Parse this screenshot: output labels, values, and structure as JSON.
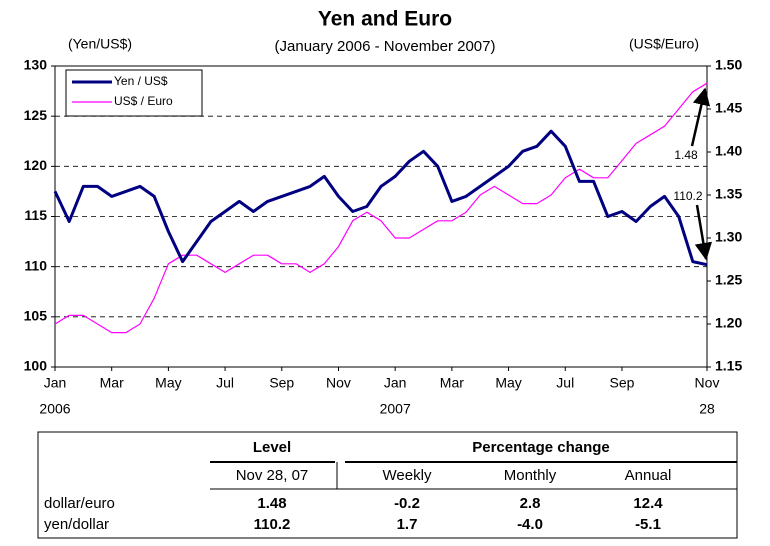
{
  "chart_data": {
    "type": "line",
    "title": "Yen and Euro",
    "subtitle": "(January 2006 - November 2007)",
    "y_label": "(Yen/US$)",
    "y2_label": "(US$/Euro)",
    "categories": [
      "Jan",
      null,
      null,
      null,
      "Mar",
      null,
      null,
      null,
      "May",
      null,
      null,
      null,
      "Jul",
      null,
      null,
      null,
      "Sep",
      null,
      null,
      null,
      "Nov",
      null,
      null,
      null,
      "Jan",
      null,
      null,
      null,
      "Mar",
      null,
      null,
      null,
      "May",
      null,
      null,
      null,
      "Jul",
      null,
      null,
      null,
      "Sep",
      null,
      null,
      null,
      null,
      null,
      "Nov"
    ],
    "category_sublabels": [
      "2006",
      null,
      null,
      null,
      null,
      null,
      null,
      null,
      null,
      null,
      null,
      null,
      null,
      null,
      null,
      null,
      null,
      null,
      null,
      null,
      null,
      null,
      null,
      null,
      "2007",
      null,
      null,
      null,
      null,
      null,
      null,
      null,
      null,
      null,
      null,
      null,
      null,
      null,
      null,
      null,
      null,
      null,
      null,
      null,
      null,
      null,
      "28"
    ],
    "series": [
      {
        "name": "Yen / US$",
        "color": "#000080",
        "axis": "y",
        "values": [
          117.5,
          114.5,
          118,
          118,
          117,
          117.5,
          118,
          117,
          113.5,
          110.5,
          112.5,
          114.5,
          115.5,
          116.5,
          115.5,
          116.5,
          117,
          117.5,
          118,
          119,
          117,
          115.5,
          116,
          118,
          119,
          120.5,
          121.5,
          120,
          116.5,
          117,
          118,
          119,
          120,
          121.5,
          122,
          123.5,
          122,
          118.5,
          118.5,
          115,
          115.5,
          114.5,
          116,
          117,
          115,
          110.5,
          110.2
        ]
      },
      {
        "name": "US$ / Euro",
        "color": "#ff00ff",
        "axis": "y2",
        "values": [
          1.2,
          1.21,
          1.21,
          1.2,
          1.19,
          1.19,
          1.2,
          1.23,
          1.27,
          1.28,
          1.28,
          1.27,
          1.26,
          1.27,
          1.28,
          1.28,
          1.27,
          1.27,
          1.26,
          1.27,
          1.29,
          1.32,
          1.33,
          1.32,
          1.3,
          1.3,
          1.31,
          1.32,
          1.32,
          1.33,
          1.35,
          1.36,
          1.35,
          1.34,
          1.34,
          1.35,
          1.37,
          1.38,
          1.37,
          1.37,
          1.39,
          1.41,
          1.42,
          1.43,
          1.45,
          1.47,
          1.48
        ]
      }
    ],
    "ylim": [
      100,
      130
    ],
    "yticks": [
      100,
      105,
      110,
      115,
      120,
      125,
      130
    ],
    "y2lim": [
      1.15,
      1.5
    ],
    "y2ticks": [
      1.15,
      {
        "value": 1.2,
        "label": "1.20"
      },
      1.25,
      {
        "value": 1.3,
        "label": "1.30"
      },
      1.35,
      {
        "value": 1.4,
        "label": "1.40"
      },
      1.45,
      {
        "value": 1.5,
        "label": "1.50"
      }
    ],
    "grid": true,
    "legend": "upper left",
    "annotations": [
      "1.48",
      "110.2"
    ]
  },
  "table": {
    "header": [
      "Level",
      "Percentage change"
    ],
    "subheader": [
      "Nov 28, 07",
      "Weekly",
      "Monthly",
      "Annual"
    ],
    "rows": [
      [
        "dollar/euro",
        "1.48",
        "-0.2",
        "2.8",
        "12.4"
      ],
      [
        "yen/dollar",
        "110.2",
        "1.7",
        "-4.0",
        "-5.1"
      ]
    ]
  }
}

-*-

Short problem:
Repeat the data exactly in full, omitting its pictures.

Full response:
Parse this screenshot: output labels, values, and structure as JSON.
{
  "chart_data": {
    "type": "line",
    "title": "Yen and Euro",
    "subtitle": "(January 2006 - November 2007)",
    "y_label": "(Yen/US$)",
    "y2_label": "(US$/Euro)",
    "categories": [
      "Jan",
      null,
      null,
      null,
      "Mar",
      null,
      null,
      null,
      "May",
      null,
      null,
      null,
      "Jul",
      null,
      null,
      null,
      "Sep",
      null,
      null,
      null,
      "Nov",
      null,
      null,
      null,
      "Jan",
      null,
      null,
      null,
      "Mar",
      null,
      null,
      null,
      "May",
      null,
      null,
      null,
      "Jul",
      null,
      null,
      null,
      "Sep",
      null,
      null,
      null,
      null,
      null,
      "Nov"
    ],
    "category_sublabels": [
      "2006",
      null,
      null,
      null,
      null,
      null,
      null,
      null,
      null,
      null,
      null,
      null,
      null,
      null,
      null,
      null,
      null,
      null,
      null,
      null,
      null,
      null,
      null,
      null,
      "2007",
      null,
      null,
      null,
      null,
      null,
      null,
      null,
      null,
      null,
      null,
      null,
      null,
      null,
      null,
      null,
      null,
      null,
      null,
      null,
      null,
      null,
      "28"
    ],
    "series": [
      {
        "name": "Yen / US$",
        "color": "#000080",
        "axis": "y",
        "values": [
          117.5,
          114.5,
          118,
          118,
          117,
          117.5,
          118,
          117,
          113.5,
          110.5,
          112.5,
          114.5,
          115.5,
          116.5,
          115.5,
          116.5,
          117,
          117.5,
          118,
          119,
          117,
          115.5,
          116,
          118,
          119,
          120.5,
          121.5,
          120,
          116.5,
          117,
          118,
          119,
          120,
          121.5,
          122,
          123.5,
          122,
          118.5,
          118.5,
          115,
          115.5,
          114.5,
          116,
          117,
          115,
          110.5,
          110.2
        ]
      },
      {
        "name": "US$ / Euro",
        "color": "#ff00ff",
        "axis": "y2",
        "values": [
          1.2,
          1.21,
          1.21,
          1.2,
          1.19,
          1.19,
          1.2,
          1.23,
          1.27,
          1.28,
          1.28,
          1.27,
          1.26,
          1.27,
          1.28,
          1.28,
          1.27,
          1.27,
          1.26,
          1.27,
          1.29,
          1.32,
          1.33,
          1.32,
          1.3,
          1.3,
          1.31,
          1.32,
          1.32,
          1.33,
          1.35,
          1.36,
          1.35,
          1.34,
          1.34,
          1.35,
          1.37,
          1.38,
          1.37,
          1.37,
          1.39,
          1.41,
          1.42,
          1.43,
          1.45,
          1.47,
          1.48
        ]
      }
    ],
    "ylim": [
      100,
      130
    ],
    "yticks": [
      100,
      105,
      110,
      115,
      120,
      125,
      130
    ],
    "y2lim": [
      1.15,
      1.5
    ],
    "y2ticks": [
      1.15,
      {
        "value": 1.2,
        "label": "1.20"
      },
      1.25,
      {
        "value": 1.3,
        "label": "1.30"
      },
      1.35,
      {
        "value": 1.4,
        "label": "1.40"
      },
      1.45,
      {
        "value": 1.5,
        "label": "1.50"
      }
    ],
    "grid": true,
    "legend": "upper left",
    "annotations": [
      "1.48",
      "110.2"
    ]
  },
  "table": {
    "header": [
      "Level",
      "Percentage change"
    ],
    "subheader": [
      "Nov 28, 07",
      "Weekly",
      "Monthly",
      "Annual"
    ],
    "rows": [
      [
        "dollar/euro",
        "1.48",
        "-0.2",
        "2.8",
        "12.4"
      ],
      [
        "yen/dollar",
        "110.2",
        "1.7",
        "-4.0",
        "-5.1"
      ]
    ]
  }
}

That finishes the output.